▸ **Exercise task**:
The records below hold pictures; please leave those out and retype the rest exactly.

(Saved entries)

_ _ _

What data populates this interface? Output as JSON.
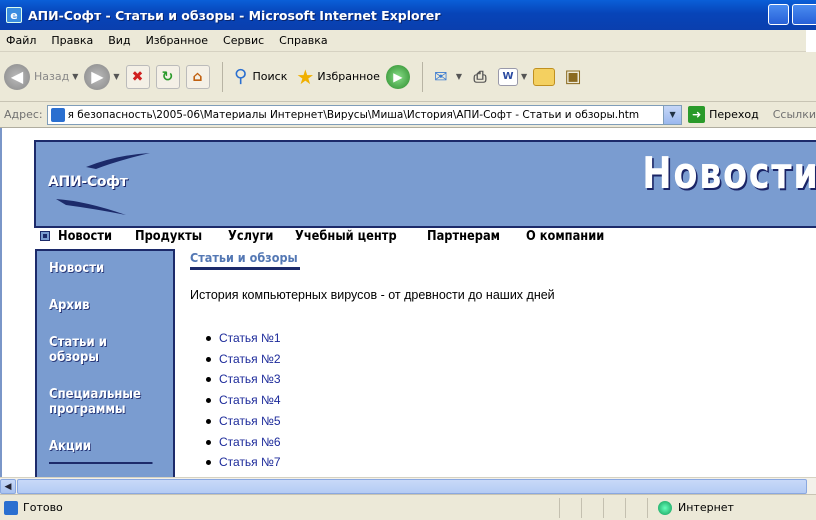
{
  "window": {
    "title": "АПИ-Софт - Статьи и обзоры - Microsoft Internet Explorer"
  },
  "menu": [
    "Файл",
    "Правка",
    "Вид",
    "Избранное",
    "Сервис",
    "Справка"
  ],
  "toolbar": {
    "back": "Назад",
    "search": "Поиск",
    "favorites": "Избранное"
  },
  "address": {
    "label": "Адрес:",
    "value": "я безопасность\\2005-06\\Материалы Интернет\\Вирусы\\Миша\\История\\АПИ-Софт - Статьи и обзоры.htm",
    "go": "Переход",
    "links": "Ссылки"
  },
  "site": {
    "logo": "АПИ-Софт",
    "banner_title": "Новости",
    "nav": [
      "Новости",
      "Продукты",
      "Услуги",
      "Учебный центр",
      "Партнерам",
      "О компании"
    ],
    "sidebar": [
      "Новости",
      "Архив",
      "Статьи и обзоры",
      "Специальные программы",
      "Акции"
    ],
    "section_title": "Статьи и обзоры",
    "intro": "История компьютерных вирусов - от древности до наших дней",
    "articles": [
      "Статья №1",
      "Статья №2",
      "Статья №3",
      "Статья №4",
      "Статья №5",
      "Статья №6",
      "Статья №7"
    ]
  },
  "status": {
    "left": "Готово",
    "zone": "Интернет"
  },
  "colors": {
    "banner": "#7a9cd0",
    "border": "#1c2a6a",
    "link": "#1c2a9a",
    "section": "#5478b4"
  }
}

_ _ _

▸ **Problem solution**:
What data populates this interface? Output as JSON.
{
  "window": {
    "title": "АПИ-Софт - Статьи и обзоры - Microsoft Internet Explorer"
  },
  "menu": [
    "Файл",
    "Правка",
    "Вид",
    "Избранное",
    "Сервис",
    "Справка"
  ],
  "toolbar": {
    "back": "Назад",
    "search": "Поиск",
    "favorites": "Избранное"
  },
  "address": {
    "label": "Адрес:",
    "value": "я безопасность\\2005-06\\Материалы Интернет\\Вирусы\\Миша\\История\\АПИ-Софт - Статьи и обзоры.htm",
    "go": "Переход",
    "links": "Ссылки"
  },
  "site": {
    "logo": "АПИ-Софт",
    "banner_title": "Новости",
    "nav": [
      "Новости",
      "Продукты",
      "Услуги",
      "Учебный центр",
      "Партнерам",
      "О компании"
    ],
    "sidebar": [
      "Новости",
      "Архив",
      "Статьи и обзоры",
      "Специальные программы",
      "Акции"
    ],
    "section_title": "Статьи и обзоры",
    "intro": "История компьютерных вирусов - от древности до наших дней",
    "articles": [
      "Статья №1",
      "Статья №2",
      "Статья №3",
      "Статья №4",
      "Статья №5",
      "Статья №6",
      "Статья №7"
    ]
  },
  "status": {
    "left": "Готово",
    "zone": "Интернет"
  },
  "colors": {
    "banner": "#7a9cd0",
    "border": "#1c2a6a",
    "link": "#1c2a9a",
    "section": "#5478b4"
  }
}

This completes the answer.